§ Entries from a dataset
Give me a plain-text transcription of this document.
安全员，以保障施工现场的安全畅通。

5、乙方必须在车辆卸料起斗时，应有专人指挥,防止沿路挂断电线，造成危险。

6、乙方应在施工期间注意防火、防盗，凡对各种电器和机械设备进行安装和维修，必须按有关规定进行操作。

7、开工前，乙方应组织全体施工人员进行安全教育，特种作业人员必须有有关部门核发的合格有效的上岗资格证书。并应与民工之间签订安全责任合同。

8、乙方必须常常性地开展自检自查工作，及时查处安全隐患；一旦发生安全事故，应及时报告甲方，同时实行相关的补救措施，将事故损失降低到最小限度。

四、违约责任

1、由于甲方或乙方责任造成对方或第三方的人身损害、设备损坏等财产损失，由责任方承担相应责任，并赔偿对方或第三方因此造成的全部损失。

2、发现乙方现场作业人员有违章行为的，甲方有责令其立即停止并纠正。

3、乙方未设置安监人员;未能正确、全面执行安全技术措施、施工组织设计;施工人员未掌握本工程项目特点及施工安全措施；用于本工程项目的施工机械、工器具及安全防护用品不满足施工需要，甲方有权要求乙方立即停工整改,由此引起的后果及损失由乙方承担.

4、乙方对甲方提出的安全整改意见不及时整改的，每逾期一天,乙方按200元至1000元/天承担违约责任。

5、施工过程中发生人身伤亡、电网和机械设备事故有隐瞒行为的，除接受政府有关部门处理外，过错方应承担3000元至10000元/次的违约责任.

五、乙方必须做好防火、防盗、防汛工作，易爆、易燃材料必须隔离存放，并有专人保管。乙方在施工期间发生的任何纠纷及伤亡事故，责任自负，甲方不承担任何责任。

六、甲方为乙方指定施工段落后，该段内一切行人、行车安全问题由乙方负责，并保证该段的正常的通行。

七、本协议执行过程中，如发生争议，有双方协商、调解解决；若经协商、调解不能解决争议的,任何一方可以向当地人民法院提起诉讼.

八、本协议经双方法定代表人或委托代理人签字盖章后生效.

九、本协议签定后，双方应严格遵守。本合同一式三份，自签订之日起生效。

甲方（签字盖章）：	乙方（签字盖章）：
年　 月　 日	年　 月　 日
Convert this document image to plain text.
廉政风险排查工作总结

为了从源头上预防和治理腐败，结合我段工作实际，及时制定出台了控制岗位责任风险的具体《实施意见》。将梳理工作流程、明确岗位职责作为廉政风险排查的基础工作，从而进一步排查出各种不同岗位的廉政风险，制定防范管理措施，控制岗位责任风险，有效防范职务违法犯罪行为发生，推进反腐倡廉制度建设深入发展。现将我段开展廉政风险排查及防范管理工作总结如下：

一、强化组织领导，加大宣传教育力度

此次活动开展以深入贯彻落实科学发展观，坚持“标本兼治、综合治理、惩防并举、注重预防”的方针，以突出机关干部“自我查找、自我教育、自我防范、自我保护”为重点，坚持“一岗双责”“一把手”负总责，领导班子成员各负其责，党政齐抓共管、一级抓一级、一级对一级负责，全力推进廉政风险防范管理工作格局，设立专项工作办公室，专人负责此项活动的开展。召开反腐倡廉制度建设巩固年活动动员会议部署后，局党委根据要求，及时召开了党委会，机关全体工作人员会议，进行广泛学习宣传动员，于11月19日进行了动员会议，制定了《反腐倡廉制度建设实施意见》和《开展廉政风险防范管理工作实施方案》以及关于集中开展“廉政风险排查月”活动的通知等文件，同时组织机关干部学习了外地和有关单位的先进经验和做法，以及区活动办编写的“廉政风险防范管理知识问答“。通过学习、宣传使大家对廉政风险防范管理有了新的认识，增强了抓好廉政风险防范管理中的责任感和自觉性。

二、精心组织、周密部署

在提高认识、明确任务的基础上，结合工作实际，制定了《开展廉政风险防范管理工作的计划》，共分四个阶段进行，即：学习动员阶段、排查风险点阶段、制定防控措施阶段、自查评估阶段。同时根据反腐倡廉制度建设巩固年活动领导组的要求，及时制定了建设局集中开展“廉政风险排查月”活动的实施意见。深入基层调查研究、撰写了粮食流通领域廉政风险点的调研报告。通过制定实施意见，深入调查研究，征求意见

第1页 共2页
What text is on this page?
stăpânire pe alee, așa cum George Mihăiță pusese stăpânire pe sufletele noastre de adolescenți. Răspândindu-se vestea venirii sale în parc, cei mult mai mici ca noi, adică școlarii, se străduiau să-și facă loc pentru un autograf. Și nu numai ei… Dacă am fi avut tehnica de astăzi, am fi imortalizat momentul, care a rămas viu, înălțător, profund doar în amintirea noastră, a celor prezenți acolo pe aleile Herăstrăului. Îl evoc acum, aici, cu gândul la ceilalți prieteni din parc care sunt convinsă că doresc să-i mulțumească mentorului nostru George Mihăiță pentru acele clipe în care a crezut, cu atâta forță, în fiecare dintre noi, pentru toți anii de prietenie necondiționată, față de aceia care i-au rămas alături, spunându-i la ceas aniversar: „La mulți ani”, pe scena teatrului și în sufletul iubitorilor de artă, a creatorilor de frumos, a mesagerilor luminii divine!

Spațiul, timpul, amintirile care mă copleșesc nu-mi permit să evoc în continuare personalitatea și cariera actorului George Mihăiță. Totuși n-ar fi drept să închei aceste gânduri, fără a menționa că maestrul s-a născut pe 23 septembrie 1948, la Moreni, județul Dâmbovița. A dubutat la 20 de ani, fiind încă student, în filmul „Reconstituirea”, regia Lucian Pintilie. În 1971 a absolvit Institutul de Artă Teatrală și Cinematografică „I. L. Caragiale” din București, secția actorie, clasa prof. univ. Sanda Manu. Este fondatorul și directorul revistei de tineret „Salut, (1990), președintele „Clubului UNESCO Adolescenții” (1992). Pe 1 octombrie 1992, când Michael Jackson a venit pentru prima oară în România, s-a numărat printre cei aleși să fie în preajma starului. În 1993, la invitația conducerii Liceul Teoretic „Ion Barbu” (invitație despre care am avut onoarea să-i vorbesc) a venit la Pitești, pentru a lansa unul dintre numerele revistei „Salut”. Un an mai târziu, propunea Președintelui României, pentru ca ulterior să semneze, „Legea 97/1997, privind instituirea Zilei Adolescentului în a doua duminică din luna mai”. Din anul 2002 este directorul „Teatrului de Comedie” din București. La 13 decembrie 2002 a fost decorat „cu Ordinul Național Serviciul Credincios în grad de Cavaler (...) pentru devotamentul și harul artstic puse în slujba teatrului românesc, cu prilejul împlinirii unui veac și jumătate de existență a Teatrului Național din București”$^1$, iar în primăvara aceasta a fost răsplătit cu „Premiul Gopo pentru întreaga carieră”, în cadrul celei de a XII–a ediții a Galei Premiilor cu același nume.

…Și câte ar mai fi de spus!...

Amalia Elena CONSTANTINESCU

§ Aim
Extract the complete listing above, reproducing each line exactly.

§ Written solution
Give me a plain-text transcription of this document.
安全员，以保障施工现场的安全畅通。

5、乙方必须在车辆卸料起斗时，应有专人指挥,防止沿路挂断电线，造成危险。

6、乙方应在施工期间注意防火、防盗，凡对各种电器和机械设备进行安装和维修，必须按有关规定进行操作。

7、开工前，乙方应组织全体施工人员进行安全教育，特种作业人员必须有有关部门核发的合格有效的上岗资格证书。并应与民工之间签订安全责任合同。

8、乙方必须常常性地开展自检自查工作，及时查处安全隐患；一旦发生安全事故，应及时报告甲方，同时实行相关的补救措施，将事故损失降低到最小限度。

四、违约责任

1、由于甲方或乙方责任造成对方或第三方的人身损害、设备损坏等财产损失，由责任方承担相应责任，并赔偿对方或第三方因此造成的全部损失。

2、发现乙方现场作业人员有违章行为的，甲方有责令其立即停止并纠正。

3、乙方未设置安监人员;未能正确、全面执行安全技术措施、施工组织设计;施工人员未掌握本工程项目特点及施工安全措施；用于本工程项目的施工机械、工器具及安全防护用品不满足施工需要，甲方有权要求乙方立即停工整改,由此引起的后果及损失由乙方承担.

4、乙方对甲方提出的安全整改意见不及时整改的，每逾期一天,乙方按200元至1000元/天承担违约责任。

5、施工过程中发生人身伤亡、电网和机械设备事故有隐瞒行为的，除接受政府有关部门处理外，过错方应承担3000元至10000元/次的违约责任.

五、乙方必须做好防火、防盗、防汛工作，易爆、易燃材料必须隔离存放，并有专人保管。乙方在施工期间发生的任何纠纷及伤亡事故，责任自负，甲方不承担任何责任。

六、甲方为乙方指定施工段落后，该段内一切行人、行车安全问题由乙方负责，并保证该段的正常的通行。

七、本协议执行过程中，如发生争议，有双方协商、调解解决；若经协商、调解不能解决争议的,任何一方可以向当地人民法院提起诉讼.

八、本协议经双方法定代表人或委托代理人签字盖章后生效.

九、本协议签定后，双方应严格遵守。本合同一式三份，自签订之日起生效。

甲方（签字盖章）：	乙方（签字盖章）：
年　 月　 日	年　 月　 日
Convert this document image to plain text.
廉政风险排查工作总结

为了从源头上预防和治理腐败，结合我段工作实际，及时制定出台了控制岗位责任风险的具体《实施意见》。将梳理工作流程、明确岗位职责作为廉政风险排查的基础工作，从而进一步排查出各种不同岗位的廉政风险，制定防范管理措施，控制岗位责任风险，有效防范职务违法犯罪行为发生，推进反腐倡廉制度建设深入发展。现将我段开展廉政风险排查及防范管理工作总结如下：

一、强化组织领导，加大宣传教育力度

此次活动开展以深入贯彻落实科学发展观，坚持“标本兼治、综合治理、惩防并举、注重预防”的方针，以突出机关干部“自我查找、自我教育、自我防范、自我保护”为重点，坚持“一岗双责”“一把手”负总责，领导班子成员各负其责，党政齐抓共管、一级抓一级、一级对一级负责，全力推进廉政风险防范管理工作格局，设立专项工作办公室，专人负责此项活动的开展。召开反腐倡廉制度建设巩固年活动动员会议部署后，局党委根据要求，及时召开了党委会，机关全体工作人员会议，进行广泛学习宣传动员，于11月19日进行了动员会议，制定了《反腐倡廉制度建设实施意见》和《开展廉政风险防范管理工作实施方案》以及关于集中开展“廉政风险排查月”活动的通知等文件，同时组织机关干部学习了外地和有关单位的先进经验和做法，以及区活动办编写的“廉政风险防范管理知识问答“。通过学习、宣传使大家对廉政风险防范管理有了新的认识，增强了抓好廉政风险防范管理中的责任感和自觉性。

二、精心组织、周密部署

在提高认识、明确任务的基础上，结合工作实际，制定了《开展廉政风险防范管理工作的计划》，共分四个阶段进行，即：学习动员阶段、排查风险点阶段、制定防控措施阶段、自查评估阶段。同时根据反腐倡廉制度建设巩固年活动领导组的要求，及时制定了建设局集中开展“廉政风险排查月”活动的实施意见。深入基层调查研究、撰写了粮食流通领域廉政风险点的调研报告。通过制定实施意见，深入调查研究，征求意见

第1页 共2页
What text is on this page?
stăpânire pe alee, așa cum George Mihăiță pusese stăpânire pe sufletele noastre de adolescenți. Răspândindu-se vestea venirii sale în parc, cei mult mai mici ca noi, adică școlarii, se străduiau să-și facă loc pentru un autograf. Și nu numai ei… Dacă am fi avut tehnica de astăzi, am fi imortalizat momentul, care a rămas viu, înălțător, profund doar în amintirea noastră, a celor prezenți acolo pe aleile Herăstrăului. Îl evoc acum, aici, cu gândul la ceilalți prieteni din parc care sunt convinsă că doresc să-i mulțumească mentorului nostru George Mihăiță pentru acele clipe în care a crezut, cu atâta forță, în fiecare dintre noi, pentru toți anii de prietenie necondiționată, față de aceia care i-au rămas alături, spunându-i la ceas aniversar: „La mulți ani”, pe scena teatrului și în sufletul iubitorilor de artă, a creatorilor de frumos, a mesagerilor luminii divine!

Spațiul, timpul, amintirile care mă copleșesc nu-mi permit să evoc în continuare personalitatea și cariera actorului George Mihăiță. Totuși n-ar fi drept să închei aceste gânduri, fără a menționa că maestrul s-a născut pe 23 septembrie 1948, la Moreni, județul Dâmbovița. A dubutat la 20 de ani, fiind încă student, în filmul „Reconstituirea”, regia Lucian Pintilie. În 1971 a absolvit Institutul de Artă Teatrală și Cinematografică „I. L. Caragiale” din București, secția actorie, clasa prof. univ. Sanda Manu. Este fondatorul și directorul revistei de tineret „Salut, (1990), președintele „Clubului UNESCO Adolescenții” (1992). Pe 1 octombrie 1992, când Michael Jackson a venit pentru prima oară în România, s-a numărat printre cei aleși să fie în preajma starului. În 1993, la invitația conducerii Liceul Teoretic „Ion Barbu” (invitație despre care am avut onoarea să-i vorbesc) a venit la Pitești, pentru a lansa unul dintre numerele revistei „Salut”. Un an mai târziu, propunea Președintelui României, pentru ca ulterior să semneze, „Legea 97/1997, privind instituirea Zilei Adolescentului în a doua duminică din luna mai”. Din anul 2002 este directorul „Teatrului de Comedie” din București. La 13 decembrie 2002 a fost decorat „cu Ordinul Național Serviciul Credincios în grad de Cavaler (...) pentru devotamentul și harul artstic puse în slujba teatrului românesc, cu prilejul împlinirii unui veac și jumătate de existență a Teatrului Național din București”$^1$, iar în primăvara aceasta a fost răsplătit cu „Premiul Gopo pentru întreaga carieră”, în cadrul celei de a XII–a ediții a Galei Premiilor cu același nume.

…Și câte ar mai fi de spus!...

Amalia Elena CONSTANTINESCU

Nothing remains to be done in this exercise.